**Exercise prompt**
Where a line holds the word "their", copy that line.

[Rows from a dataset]
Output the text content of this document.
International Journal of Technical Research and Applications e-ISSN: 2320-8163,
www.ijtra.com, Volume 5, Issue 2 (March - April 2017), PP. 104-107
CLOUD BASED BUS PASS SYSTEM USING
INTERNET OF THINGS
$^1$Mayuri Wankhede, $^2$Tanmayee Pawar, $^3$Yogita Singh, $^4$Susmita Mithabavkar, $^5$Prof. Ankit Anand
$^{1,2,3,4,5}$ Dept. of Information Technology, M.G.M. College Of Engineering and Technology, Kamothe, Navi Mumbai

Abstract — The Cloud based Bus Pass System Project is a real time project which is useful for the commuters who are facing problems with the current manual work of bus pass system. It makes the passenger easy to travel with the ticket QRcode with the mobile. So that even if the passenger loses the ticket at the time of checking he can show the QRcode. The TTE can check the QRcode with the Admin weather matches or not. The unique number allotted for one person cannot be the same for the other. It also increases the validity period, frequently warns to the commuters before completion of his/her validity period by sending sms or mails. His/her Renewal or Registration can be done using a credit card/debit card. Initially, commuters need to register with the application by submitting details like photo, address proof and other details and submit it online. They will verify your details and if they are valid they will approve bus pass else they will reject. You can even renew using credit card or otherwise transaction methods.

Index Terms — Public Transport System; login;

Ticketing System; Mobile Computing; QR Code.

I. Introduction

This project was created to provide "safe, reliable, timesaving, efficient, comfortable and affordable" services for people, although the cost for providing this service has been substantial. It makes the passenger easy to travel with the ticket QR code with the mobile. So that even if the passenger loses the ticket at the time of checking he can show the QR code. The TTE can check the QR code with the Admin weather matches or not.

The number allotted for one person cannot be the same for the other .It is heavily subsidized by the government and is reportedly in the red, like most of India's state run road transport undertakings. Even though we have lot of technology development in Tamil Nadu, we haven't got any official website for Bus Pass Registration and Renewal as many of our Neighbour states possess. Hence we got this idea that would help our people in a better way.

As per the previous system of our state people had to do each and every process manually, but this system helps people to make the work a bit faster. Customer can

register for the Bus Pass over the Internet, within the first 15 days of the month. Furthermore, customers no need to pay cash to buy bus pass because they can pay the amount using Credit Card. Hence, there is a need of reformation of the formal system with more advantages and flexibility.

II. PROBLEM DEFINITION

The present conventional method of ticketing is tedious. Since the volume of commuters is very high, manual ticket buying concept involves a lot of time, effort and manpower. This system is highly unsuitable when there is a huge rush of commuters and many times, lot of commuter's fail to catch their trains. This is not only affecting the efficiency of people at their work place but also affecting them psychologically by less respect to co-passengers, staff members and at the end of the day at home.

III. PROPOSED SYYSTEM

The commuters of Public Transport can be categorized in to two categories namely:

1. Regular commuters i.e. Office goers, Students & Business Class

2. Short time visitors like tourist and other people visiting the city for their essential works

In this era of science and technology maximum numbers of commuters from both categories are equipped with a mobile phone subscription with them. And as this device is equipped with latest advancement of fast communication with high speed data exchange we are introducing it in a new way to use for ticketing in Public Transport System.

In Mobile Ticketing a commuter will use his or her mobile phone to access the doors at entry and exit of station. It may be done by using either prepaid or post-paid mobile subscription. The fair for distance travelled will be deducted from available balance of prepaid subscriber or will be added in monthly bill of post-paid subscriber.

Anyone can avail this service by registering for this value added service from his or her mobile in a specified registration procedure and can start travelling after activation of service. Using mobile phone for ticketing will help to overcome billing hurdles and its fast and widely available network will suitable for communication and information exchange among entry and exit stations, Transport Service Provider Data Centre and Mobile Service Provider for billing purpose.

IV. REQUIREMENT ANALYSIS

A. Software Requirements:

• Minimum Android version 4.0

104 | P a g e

--

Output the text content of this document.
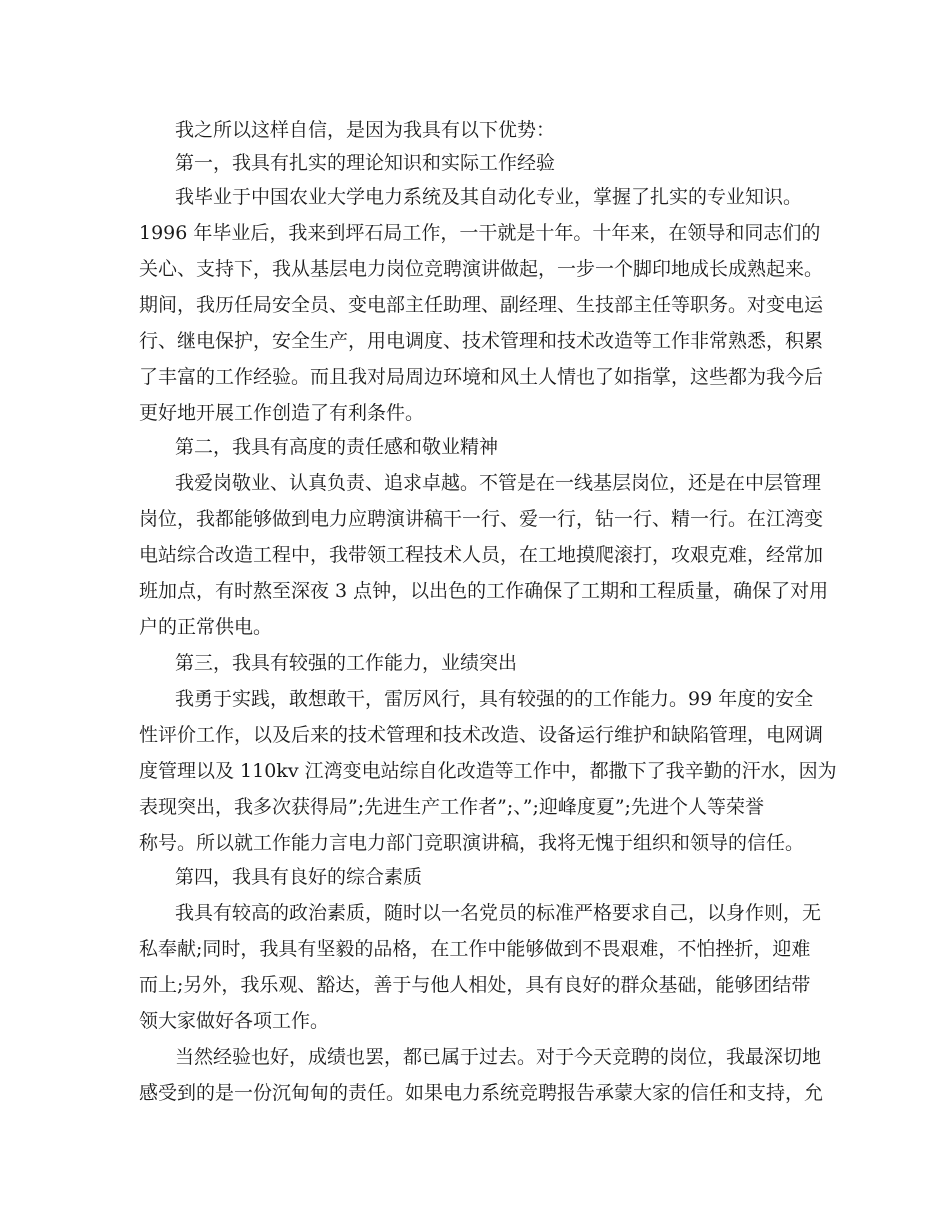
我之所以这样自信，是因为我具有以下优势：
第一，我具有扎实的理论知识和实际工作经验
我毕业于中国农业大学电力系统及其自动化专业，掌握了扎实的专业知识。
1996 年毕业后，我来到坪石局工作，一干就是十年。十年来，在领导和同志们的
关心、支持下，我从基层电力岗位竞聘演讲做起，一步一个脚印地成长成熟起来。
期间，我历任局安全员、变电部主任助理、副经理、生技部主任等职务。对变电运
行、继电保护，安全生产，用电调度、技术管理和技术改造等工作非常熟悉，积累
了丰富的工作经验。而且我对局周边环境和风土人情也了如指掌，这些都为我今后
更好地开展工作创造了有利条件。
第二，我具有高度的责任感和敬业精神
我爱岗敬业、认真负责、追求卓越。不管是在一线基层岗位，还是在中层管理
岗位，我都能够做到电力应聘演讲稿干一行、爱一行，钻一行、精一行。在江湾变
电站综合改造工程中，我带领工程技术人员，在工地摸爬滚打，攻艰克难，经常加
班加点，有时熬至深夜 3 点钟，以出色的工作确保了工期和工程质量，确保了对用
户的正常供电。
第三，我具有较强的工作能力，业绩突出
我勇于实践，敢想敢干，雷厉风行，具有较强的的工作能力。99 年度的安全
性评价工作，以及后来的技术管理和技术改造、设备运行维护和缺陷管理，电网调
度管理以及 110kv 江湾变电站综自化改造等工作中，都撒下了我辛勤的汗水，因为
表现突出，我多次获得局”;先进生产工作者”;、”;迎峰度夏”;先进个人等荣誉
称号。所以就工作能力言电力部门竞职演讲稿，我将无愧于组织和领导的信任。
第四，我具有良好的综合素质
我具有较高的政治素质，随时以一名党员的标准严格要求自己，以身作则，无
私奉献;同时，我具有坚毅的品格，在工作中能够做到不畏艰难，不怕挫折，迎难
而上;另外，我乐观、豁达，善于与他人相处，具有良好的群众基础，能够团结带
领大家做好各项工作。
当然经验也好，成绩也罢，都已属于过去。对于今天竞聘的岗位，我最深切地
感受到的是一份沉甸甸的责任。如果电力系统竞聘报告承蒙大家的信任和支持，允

**Response to this exercise**
The present conventional method of ticketing is tedious. Since the volume of commuters is very high, manual ticket buying concept involves a lot of time, effort and manpower. This system is highly unsuitable when there is a huge rush of commuters and many times, lot of commuter's fail to catch their trains. This is not only affecting the efficiency of people at their work place but also affecting them psychologically by less respect to co-passengers, staff members and at the end of the day at home.
2. Short time visitors like tourist and other people visiting the city for their essential works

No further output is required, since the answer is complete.